Exporting embeddings for current PinSAGE implementation

Hi, I am referring to the following implementation of pinSAGE : https://github.com/dmlc/dgl/tree/master/examples/pytorch/pinsage

I had a few questions regarding it -

  1. Is it using the user features? If yes, where? I can see item features being used, but can’t understand where the user features are used.
  2. the readme in repo says that it learns embeddings for each node, instead of getting it as a function of node features. but i can’t understand how its being done, and how do we export the node embeddings.

Wouldn’t something simple like :

with torch.no_grad():
    item_batches = torch.arange(g.number_of_nodes(item_ntype)).split(args.batch_size)
    h_item_batches = []
    for blocks in dataloader_test:
        for i in range(len(blocks)):
            blocks[i] = blocks[i].to(device)
        h_item_batches.append(model.get_repr(blocks))
    h_item = torch.cat(h_item_batches, 0)
    torch.save(h_item,"embeddings.pth")

work to save the embeddings even if the graph g is different from what we trained on?

Please let me know if i couldn’t explain some parts of the questions, or if more details are needed

Also, are there any tips on improving the training speed? Because right now the dataloader is very slow, and GPU is mostly sitting idle. The time of dataloader for 1 step is greater than 100s while GPU completes 1 step in <1sec. I have increased number of workers to 15, but even than isn’t helpful in such large time for sampling

Is it using the user features? If yes, where? I can see item features being used, but can’t understand where the user features are used.

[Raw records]
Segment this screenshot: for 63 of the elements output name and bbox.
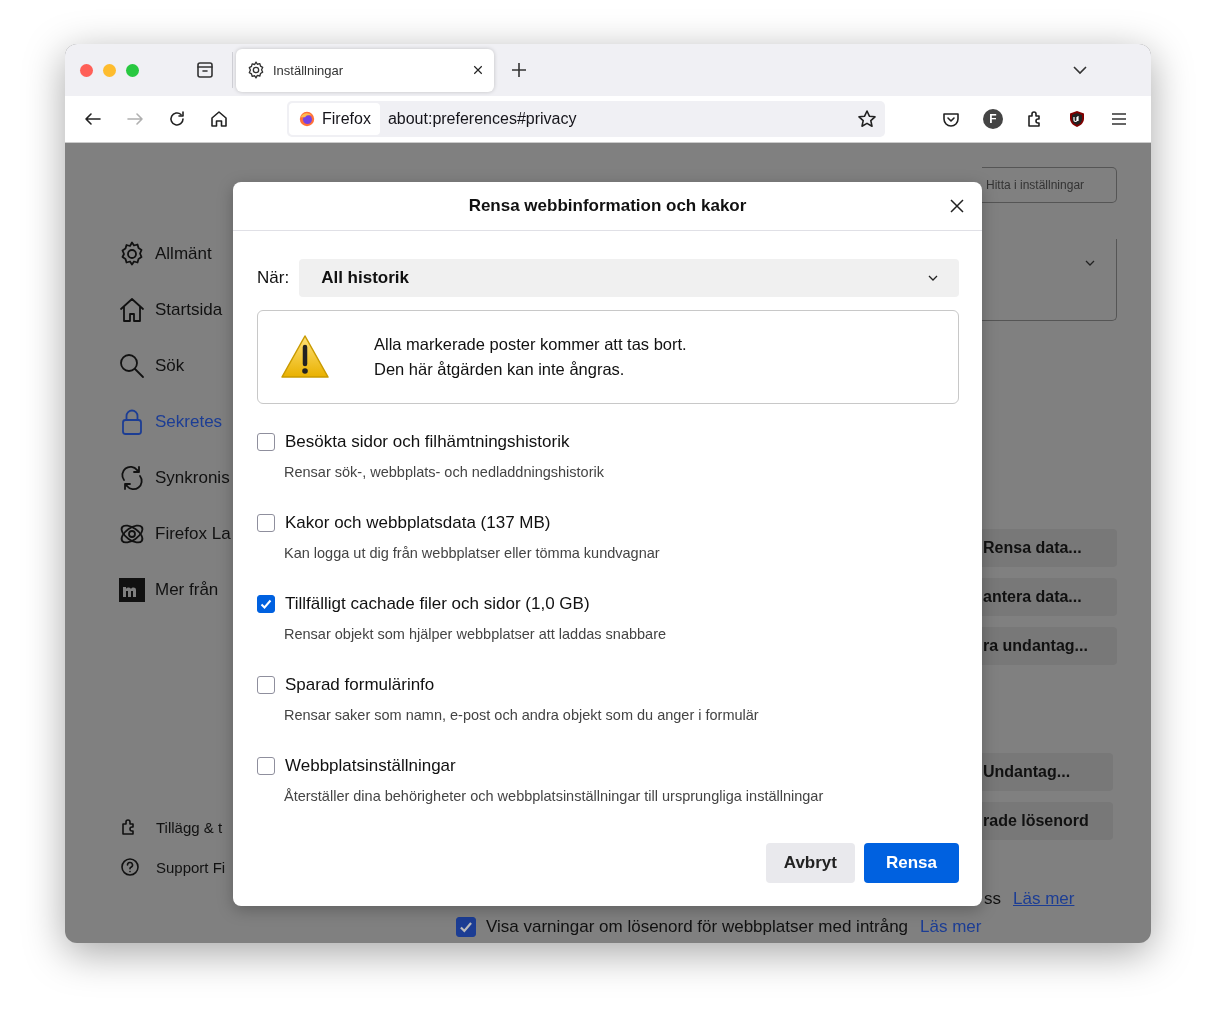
fox-globe-icon	[298, 110, 316, 128]
browser-tab[interactable]: Inställningar	[236, 48, 494, 92]
option-description: Rensar sök-, webbplats- och nedladdningshistorik	[284, 464, 605, 480]
help-icon	[120, 857, 140, 877]
settings-text: ss	[984, 889, 1001, 909]
dialog-title: Rensa webbinformation och kakor	[468, 196, 747, 216]
option-description: Rensar saker som namn, e-post och andra objekt som du anger i formulär	[284, 707, 760, 723]
option-description: Rensar objekt som hjälper webbplatser att laddas snabbare	[284, 626, 668, 642]
home-icon[interactable]	[209, 109, 229, 129]
search-icon	[118, 352, 146, 380]
checkbox-label: Besökta sidor och filhämtningshistorik	[285, 432, 570, 452]
option-description: Återställer dina behörigheter och webbplatsinställningar till ursprungliga inställningar	[284, 788, 825, 804]
warning-text: Den här åtgärden kan inte ångras.	[374, 360, 626, 379]
learn-more-link[interactable]: Läs mer	[1013, 889, 1075, 909]
field-label: När:	[257, 268, 290, 288]
close-icon[interactable]	[949, 198, 965, 214]
cancel-button[interactable]: Avbryt	[765, 843, 855, 883]
checkbox[interactable]	[257, 676, 275, 694]
warning-icon	[280, 334, 330, 380]
home-icon	[118, 296, 146, 324]
settings-button[interactable]: rade lösenord	[982, 802, 1113, 840]
sidebar-item[interactable]: Startsida	[118, 295, 233, 325]
settings-button[interactable]: Rensa data...	[982, 529, 1117, 567]
checkbox-label: Sparad formulärinfo	[285, 675, 435, 695]
letter-m-icon	[118, 576, 146, 604]
settings-search-field[interactable]: Hitta i inställningar	[982, 167, 1117, 203]
time-range-dropdown[interactable]: All historik	[299, 259, 959, 297]
checkbox[interactable]	[257, 514, 275, 532]
close-tab-icon[interactable]	[472, 64, 484, 76]
settings-button[interactable]: ra undantag...	[982, 627, 1117, 665]
settings-button[interactable]: antera data...	[982, 578, 1117, 616]
close-window-button[interactable]	[80, 63, 93, 77]
sidebar-item[interactable]: Allmänt	[118, 239, 233, 269]
sidebar-item[interactable]: Sök	[118, 351, 233, 381]
checkbox-label: Webbplatsinställningar	[285, 756, 456, 776]
identity-chip[interactable]: Firefox	[289, 103, 380, 135]
checkbox[interactable]	[257, 757, 275, 775]
tray-icon[interactable]	[195, 60, 215, 80]
star-icon[interactable]	[857, 109, 877, 129]
clear-button[interactable]: Rensa	[863, 843, 959, 883]
sidebar-item[interactable]: Mer från	[118, 575, 233, 605]
checkbox[interactable]	[257, 595, 275, 613]
sidebar-item[interactable]: Firefox La	[118, 519, 233, 549]
checkbox[interactable]	[257, 433, 275, 451]
shield-icon[interactable]	[1067, 109, 1087, 129]
sidebar-item[interactable]: Sekretes	[118, 407, 233, 437]
warning-text: Alla markerade poster kommer att tas bort.	[374, 335, 687, 354]
url-text: about:preferences#privacy	[387, 110, 578, 128]
new-tab-icon[interactable]	[509, 60, 529, 80]
option-description: Kan logga ut dig från webbplatser eller tömma kundvagnar	[284, 545, 661, 561]
learn-more-link[interactable]: Läs mer	[920, 917, 982, 937]
sidebar-link[interactable]: Support Fi	[120, 857, 233, 877]
account-avatar[interactable]: F	[983, 109, 1003, 129]
sidebar-link[interactable]: Tillägg & t	[120, 817, 233, 837]
checkbox-label: Visa varningar om lösenord för webbplatser med intrång	[486, 917, 909, 937]
checkbox[interactable]	[456, 917, 476, 937]
gear-icon	[246, 60, 266, 80]
checkbox-label: Kakor och webbplatsdata (137 MB)	[285, 513, 551, 533]
reload-icon[interactable]	[167, 109, 187, 129]
address-bar[interactable]: Firefox about:preferences#privacy	[287, 101, 885, 137]
settings-button[interactable]: Undantag...	[982, 753, 1113, 791]
sidebar-item[interactable]: Synkronis	[118, 463, 233, 493]
checkbox-label: Tillfälligt cachade filer och sidor (1,0 GB)	[285, 594, 590, 614]
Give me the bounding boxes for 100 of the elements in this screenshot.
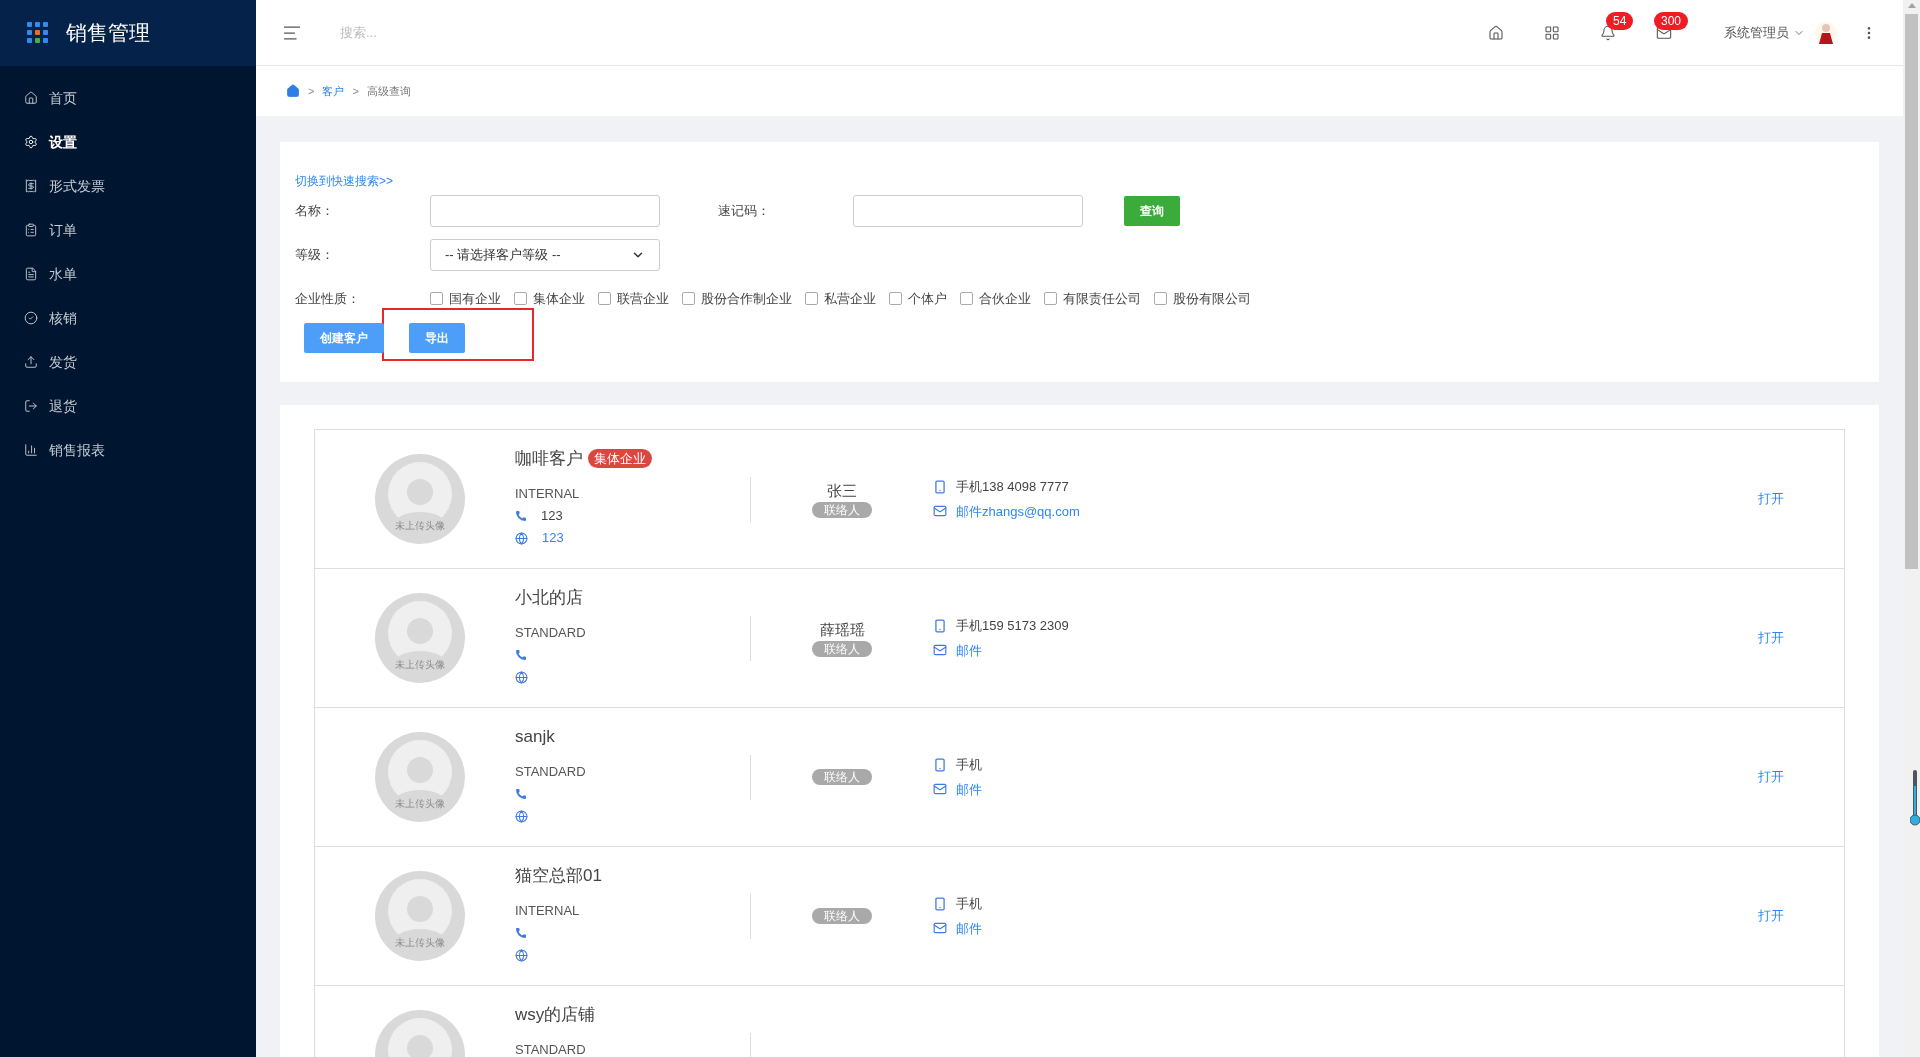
customer-name: 咖啡客户 [515, 448, 583, 470]
upload-icon [24, 355, 38, 369]
phone-icon [515, 649, 527, 661]
checkbox-label: 集体企业 [533, 290, 585, 308]
sidebar-item[interactable]: 发货 [0, 340, 256, 384]
customer-name: wsy的店铺 [515, 1004, 596, 1026]
field-label: 等级： [295, 246, 335, 265]
open-link[interactable]: 打开 [1758, 628, 1784, 648]
text-field[interactable] [853, 195, 1083, 227]
sidebar-item[interactable]: 订单 [0, 208, 256, 252]
email-icon [933, 921, 947, 936]
home-icon[interactable] [286, 84, 300, 98]
email-icon [933, 782, 947, 797]
email-link[interactable]: 邮件 [956, 918, 982, 938]
breadcrumb-item: 高级查询 [366, 83, 411, 99]
customer-level: INTERNAL [515, 484, 581, 503]
customer-tag: 集体企业 [588, 449, 652, 469]
checkbox-label: 私营企业 [824, 290, 876, 308]
bell-icon[interactable] [1600, 24, 1616, 41]
contact-name: 薛瑶瑶 [819, 619, 865, 640]
sidebar-item[interactable]: 核销 [0, 296, 256, 340]
mobile-number: 手机 [956, 895, 982, 913]
checkbox-label: 联营企业 [617, 290, 669, 308]
sidebar-item[interactable]: 销售报表 [0, 428, 256, 472]
query-button[interactable]: 查询 [1124, 196, 1180, 226]
check-circle-icon [24, 311, 38, 325]
customer-name: 小北的店 [515, 587, 583, 609]
level-select[interactable]: -- 请选择客户等级 -- [430, 239, 660, 271]
bar-chart-icon [24, 443, 38, 457]
phone-number: 123 [541, 507, 563, 526]
checkbox[interactable] [960, 292, 973, 306]
notification-badge: 54 [1606, 11, 1634, 30]
email-icon [933, 643, 947, 658]
contact-role-tag: 联络人 [812, 908, 872, 924]
customer-level: STANDARD [515, 623, 587, 642]
toggle-search-link[interactable]: 切换到快速搜索>> [295, 172, 1864, 190]
customer-level: INTERNAL [515, 901, 581, 920]
checkbox[interactable] [430, 292, 443, 306]
checkbox-label: 个体户 [908, 290, 947, 308]
text-field[interactable] [430, 195, 660, 227]
sidebar-item[interactable]: 设置 [0, 120, 256, 164]
breadcrumb-separator: > [308, 83, 315, 99]
message-badge: 300 [1654, 11, 1689, 30]
mobile-number: 手机 [956, 756, 982, 774]
user-name[interactable]: 系统管理员 [1724, 22, 1789, 43]
app-logo-icon [27, 22, 49, 44]
checkbox[interactable] [514, 292, 527, 306]
phone-icon [515, 510, 527, 522]
customer-name: sanjk [515, 726, 555, 748]
customer-level: STANDARD [515, 762, 587, 781]
open-link[interactable]: 打开 [1758, 489, 1784, 509]
website-link[interactable]: 123 [542, 528, 564, 548]
avatar-caption: 未上传头像 [394, 936, 446, 950]
checkbox[interactable] [889, 292, 902, 306]
checkbox[interactable] [805, 292, 818, 306]
thermometer-icon[interactable] [1910, 770, 1920, 826]
house-icon[interactable] [1488, 24, 1504, 41]
mobile-number: 手机159 5173 2309 [956, 617, 1069, 635]
globe-icon [515, 670, 528, 684]
sidebar-item[interactable]: 形式发票 [0, 164, 256, 208]
checkbox[interactable] [1044, 292, 1057, 306]
sidebar-item[interactable]: 退货 [0, 384, 256, 428]
checkbox-label: 有限责任公司 [1063, 290, 1141, 308]
email-link[interactable]: 邮件 [956, 779, 982, 799]
breadcrumb-item[interactable]: 客户 [322, 82, 345, 100]
checkbox-label: 股份有限公司 [1173, 290, 1251, 308]
open-link[interactable]: 打开 [1758, 906, 1784, 926]
globe-icon [515, 948, 528, 962]
action-button[interactable]: 创建客户 [304, 322, 384, 353]
field-label: 名称： [295, 202, 335, 221]
email-link[interactable]: 邮件 [956, 640, 982, 660]
contact-role-tag: 联络人 [812, 502, 872, 519]
scrollbar-thumb[interactable] [1905, 14, 1918, 569]
phone-icon [515, 927, 527, 939]
mobile-icon [933, 896, 947, 911]
app-title: 销售管理 [66, 20, 150, 47]
checkbox[interactable] [598, 292, 611, 306]
customer-name: 猫空总部01 [515, 865, 602, 887]
open-link[interactable]: 打开 [1758, 767, 1784, 787]
scroll-up-icon[interactable] [1907, 3, 1916, 8]
sidebar-item[interactable]: 水单 [0, 252, 256, 296]
checkbox-label: 合伙企业 [979, 290, 1031, 308]
user-avatar[interactable] [1815, 20, 1837, 45]
clipboard-icon [24, 223, 38, 237]
sidebar-item[interactable]: 首页 [0, 76, 256, 120]
exit-icon [24, 399, 38, 413]
checkbox[interactable] [1154, 292, 1167, 306]
phone-icon [515, 788, 527, 800]
email-icon [933, 504, 947, 519]
grid-icon[interactable] [1544, 24, 1560, 41]
checkbox-label: 股份合作制企业 [701, 290, 792, 308]
contact-name: 张三 [827, 480, 857, 501]
contact-role-tag: 联络人 [812, 769, 872, 785]
email-link[interactable]: 邮件zhangs@qq.com [956, 501, 1080, 521]
checkbox[interactable] [682, 292, 695, 306]
globe-icon [515, 809, 528, 823]
document-icon [24, 267, 38, 281]
action-button[interactable]: 导出 [409, 322, 465, 353]
search-field[interactable]: 搜索... [340, 22, 640, 43]
checkbox-label: 国有企业 [449, 290, 501, 308]
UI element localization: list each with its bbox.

#### Exercises to complete
A – In the PinSAGE forum thread, what number did the poster raise the dataloader workers to?
B – Pick up the PinSAGE forum thread after its last line.

#### Answers given
A – 15

B –
PinSAGE is not using user features. It only learns the representation of items, and the training loss is also comparing whether two items are relevant.

the readme in repo says that it learns embeddings for each node, instead of getting it as a function of node features. but i can’t understand how its being done, and how do we export the node embeddings.

Essentially each item has its own learnable vector as parameter. This is reflected by the fact that the item ID itself is an integral feature in https://github.com/dmlc/dgl/blob/master/examples/pytorch/pinsage/model.py#L48-L49 (or the item embedding matrix created in https://github.com/dmlc/dgl/blob/master/examples/pytorch/pinsage/model_sparse.py#L88 if you are looking for sparse embedding updates).

That being said, your demo code is correct for saving the embeddings, because the output from PinSAGE model is indeed the representation we use later for nearest neighbor lookup etc. However, the PinSAGE model provided here is a transductive model, meaning that it cannot be migrated to a completely different graph. This is because we have the item embedding matrix as a learnable parameter. The reason for having that is because assigning a learnable embedding for each item performs better than just using the item features on the public datasets we have tested (MovieLens & Nowplaying-RS).

Also, are there any tips on improving the training speed? Because right now the dataloader is very slow, and GPU is mostly sitting idle.

This is a good question. Actually, the computation of PinSAGE model is so light that the time spent in sampling takes over as one of the major bottleneck (and the sampling algorithm is indeed quite complex as well). This is observed in most GNN models in neighbor sampling.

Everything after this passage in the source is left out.